● **WHAT YOU NEED TO DO**
Reproduce every record below exactly as written, but leave out any pictures.
* * * *
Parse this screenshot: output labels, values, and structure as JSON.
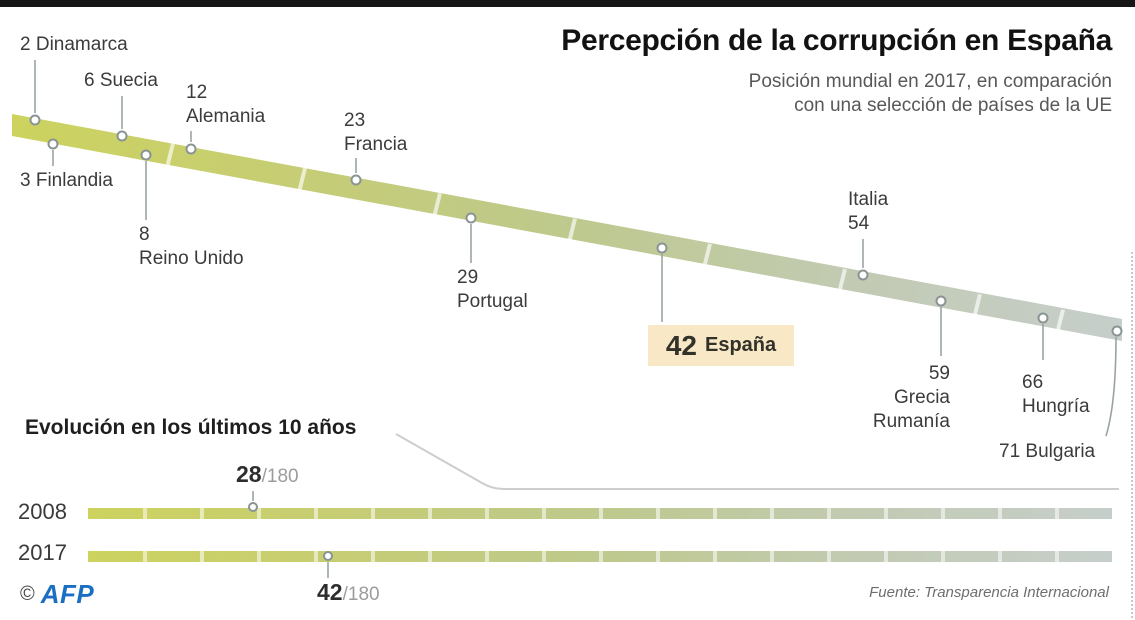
{
  "header": {
    "title": "Percepción de la corrupción en España",
    "subtitle_line1": "Posición mundial en 2017, en comparación",
    "subtitle_line2": "con una selección de países de la UE"
  },
  "ranking": {
    "markers": [
      {
        "lines": [
          "2 Dinamarca"
        ]
      },
      {
        "lines": [
          "3 Finlandia"
        ]
      },
      {
        "lines": [
          "6 Suecia"
        ]
      },
      {
        "lines": [
          "8",
          "Reino Unido"
        ]
      },
      {
        "lines": [
          "12",
          "Alemania"
        ]
      },
      {
        "lines": [
          "23",
          "Francia"
        ]
      },
      {
        "lines": [
          "29",
          "Portugal"
        ]
      },
      {
        "highlight": true,
        "rank": "42",
        "name": "España"
      },
      {
        "lines": [
          "Italia",
          "54"
        ]
      },
      {
        "lines": [
          "59",
          "Grecia",
          "Rumanía"
        ]
      },
      {
        "lines": [
          "66",
          "Hungría"
        ]
      },
      {
        "lines": [
          "71 Bulgaria"
        ]
      }
    ],
    "highlight_bg": "#f8e8c5"
  },
  "evolution": {
    "heading": "Evolución en los últimos 10 años",
    "rows": [
      {
        "year": "2008",
        "value": "28",
        "of": "/180"
      },
      {
        "year": "2017",
        "value": "42",
        "of": "/180"
      }
    ]
  },
  "footer": {
    "copyright": "©",
    "agency": "AFP",
    "source": "Fuente: Transparencia Internacional"
  },
  "colors": {
    "band_left": "#cdd35e",
    "band_mid": "#bec98d",
    "band_right": "#c6cecb",
    "accent_blue": "#1b6fc3",
    "highlight_bg": "#f8e8c5"
  },
  "chart_data": [
    {
      "type": "scatter",
      "title": "Percepción de la corrupción en España",
      "subtitle": "Posición mundial en 2017, en comparación con una selección de países de la UE",
      "xlabel": "posición mundial 2017",
      "axis_range_shown": [
        2,
        71
      ],
      "points": [
        {
          "pais": "Dinamarca",
          "posicion": 2
        },
        {
          "pais": "Finlandia",
          "posicion": 3
        },
        {
          "pais": "Suecia",
          "posicion": 6
        },
        {
          "pais": "Reino Unido",
          "posicion": 8
        },
        {
          "pais": "Alemania",
          "posicion": 12
        },
        {
          "pais": "Francia",
          "posicion": 23
        },
        {
          "pais": "Portugal",
          "posicion": 29
        },
        {
          "pais": "España",
          "posicion": 42,
          "highlight": true
        },
        {
          "pais": "Italia",
          "posicion": 54
        },
        {
          "pais": "Grecia",
          "posicion": 59
        },
        {
          "pais": "Rumanía",
          "posicion": 59
        },
        {
          "pais": "Hungría",
          "posicion": 66
        },
        {
          "pais": "Bulgaria",
          "posicion": 71
        }
      ]
    },
    {
      "type": "bar",
      "title": "Evolución en los últimos 10 años",
      "categories": [
        "2008",
        "2017"
      ],
      "values": [
        28,
        42
      ],
      "scale_max": 180
    }
  ]
}
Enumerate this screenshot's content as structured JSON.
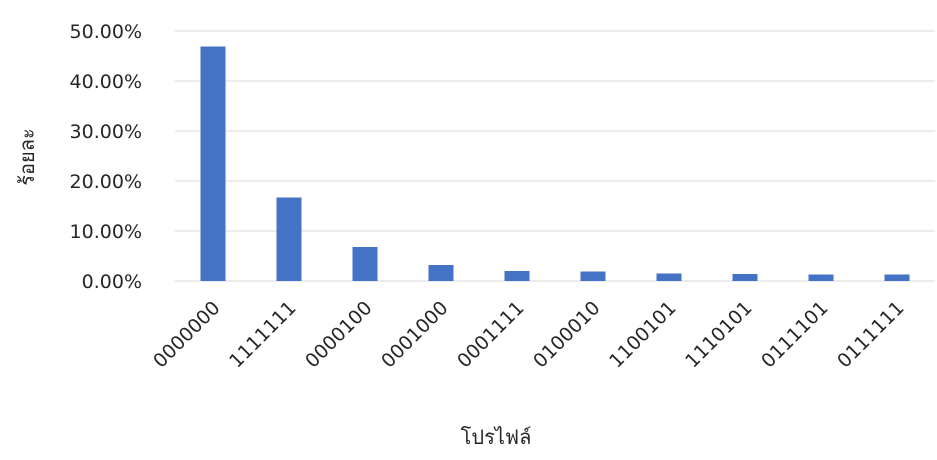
{
  "chart_data": {
    "type": "bar",
    "title": "",
    "xlabel": "โปรไฟล์",
    "ylabel": "ร้อยละ",
    "categories": [
      "0000000",
      "1111111",
      "0000100",
      "0001000",
      "0001111",
      "0100010",
      "1100101",
      "1110101",
      "0111101",
      "0111111"
    ],
    "series": [
      {
        "values": [
          46.9,
          16.7,
          6.8,
          3.2,
          2.0,
          1.9,
          1.5,
          1.4,
          1.3,
          1.3
        ]
      }
    ],
    "ylim": [
      0,
      50
    ],
    "yticks": [
      0,
      10,
      20,
      30,
      40,
      50
    ],
    "ytick_labels": [
      "0.00%",
      "10.00%",
      "20.00%",
      "30.00%",
      "40.00%",
      "50.00%"
    ],
    "grid": true,
    "legend": "none",
    "colors": {
      "bar": "#4472C4",
      "grid": "#D9D9D9",
      "text": "#262626"
    }
  }
}
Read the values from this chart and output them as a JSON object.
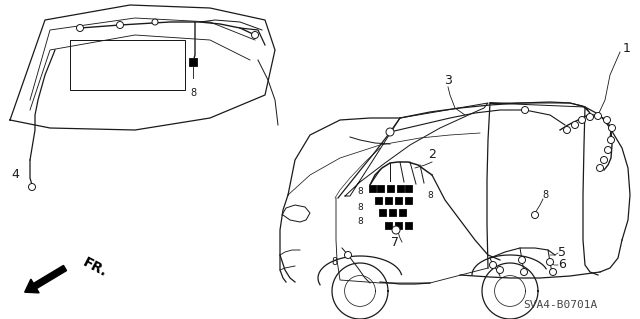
{
  "part_number": "SVA4-B0701A",
  "background_color": "#ffffff",
  "line_color": "#1a1a1a",
  "fig_width": 6.4,
  "fig_height": 3.19,
  "dpi": 100
}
* * * *
● **OUTPUT FOR THIS EXERCISE**
Parse this screenshot: output labels, values, and structure as JSON.
{
  "header": {
    "title": "Percepción de la corrupción en España",
    "subtitle_line1": "Posición mundial en 2017, en comparación",
    "subtitle_line2": "con una selección de países de la UE"
  },
  "ranking": {
    "markers": [
      {
        "lines": [
          "2 Dinamarca"
        ]
      },
      {
        "lines": [
          "3 Finlandia"
        ]
      },
      {
        "lines": [
          "6 Suecia"
        ]
      },
      {
        "lines": [
          "8",
          "Reino Unido"
        ]
      },
      {
        "lines": [
          "12",
          "Alemania"
        ]
      },
      {
        "lines": [
          "23",
          "Francia"
        ]
      },
      {
        "lines": [
          "29",
          "Portugal"
        ]
      },
      {
        "highlight": true,
        "rank": "42",
        "name": "España"
      },
      {
        "lines": [
          "Italia",
          "54"
        ]
      },
      {
        "lines": [
          "59",
          "Grecia",
          "Rumanía"
        ]
      },
      {
        "lines": [
          "66",
          "Hungría"
        ]
      },
      {
        "lines": [
          "71 Bulgaria"
        ]
      }
    ],
    "highlight_bg": "#f8e8c5"
  },
  "evolution": {
    "heading": "Evolución en los últimos 10 años",
    "rows": [
      {
        "year": "2008",
        "value": "28",
        "of": "/180"
      },
      {
        "year": "2017",
        "value": "42",
        "of": "/180"
      }
    ]
  },
  "footer": {
    "copyright": "©",
    "agency": "AFP",
    "source": "Fuente: Transparencia Internacional"
  },
  "colors": {
    "band_left": "#cdd35e",
    "band_mid": "#bec98d",
    "band_right": "#c6cecb",
    "accent_blue": "#1b6fc3",
    "highlight_bg": "#f8e8c5"
  },
  "chart_data": [
    {
      "type": "scatter",
      "title": "Percepción de la corrupción en España",
      "subtitle": "Posición mundial en 2017, en comparación con una selección de países de la UE",
      "xlabel": "posición mundial 2017",
      "axis_range_shown": [
        2,
        71
      ],
      "points": [
        {
          "pais": "Dinamarca",
          "posicion": 2
        },
        {
          "pais": "Finlandia",
          "posicion": 3
        },
        {
          "pais": "Suecia",
          "posicion": 6
        },
        {
          "pais": "Reino Unido",
          "posicion": 8
        },
        {
          "pais": "Alemania",
          "posicion": 12
        },
        {
          "pais": "Francia",
          "posicion": 23
        },
        {
          "pais": "Portugal",
          "posicion": 29
        },
        {
          "pais": "España",
          "posicion": 42,
          "highlight": true
        },
        {
          "pais": "Italia",
          "posicion": 54
        },
        {
          "pais": "Grecia",
          "posicion": 59
        },
        {
          "pais": "Rumanía",
          "posicion": 59
        },
        {
          "pais": "Hungría",
          "posicion": 66
        },
        {
          "pais": "Bulgaria",
          "posicion": 71
        }
      ]
    },
    {
      "type": "bar",
      "title": "Evolución en los últimos 10 años",
      "categories": [
        "2008",
        "2017"
      ],
      "values": [
        28,
        42
      ],
      "scale_max": 180
    }
  ]
}
Enumerate this screenshot's content as structured JSON.
{
  "chart_data": {
    "type": "bar",
    "title": "",
    "xlabel": "โปรไฟล์",
    "ylabel": "ร้อยละ",
    "categories": [
      "0000000",
      "1111111",
      "0000100",
      "0001000",
      "0001111",
      "0100010",
      "1100101",
      "1110101",
      "0111101",
      "0111111"
    ],
    "series": [
      {
        "values": [
          46.9,
          16.7,
          6.8,
          3.2,
          2.0,
          1.9,
          1.5,
          1.4,
          1.3,
          1.3
        ]
      }
    ],
    "ylim": [
      0,
      50
    ],
    "yticks": [
      0,
      10,
      20,
      30,
      40,
      50
    ],
    "ytick_labels": [
      "0.00%",
      "10.00%",
      "20.00%",
      "30.00%",
      "40.00%",
      "50.00%"
    ],
    "grid": true,
    "legend": "none",
    "colors": {
      "bar": "#4472C4",
      "grid": "#D9D9D9",
      "text": "#262626"
    }
  }
}
Read the values from this chart and output them as a JSON object.
{
  "part_number": "SVA4-B0701A",
  "background_color": "#ffffff",
  "line_color": "#1a1a1a",
  "fig_width": 6.4,
  "fig_height": 3.19,
  "dpi": 100
}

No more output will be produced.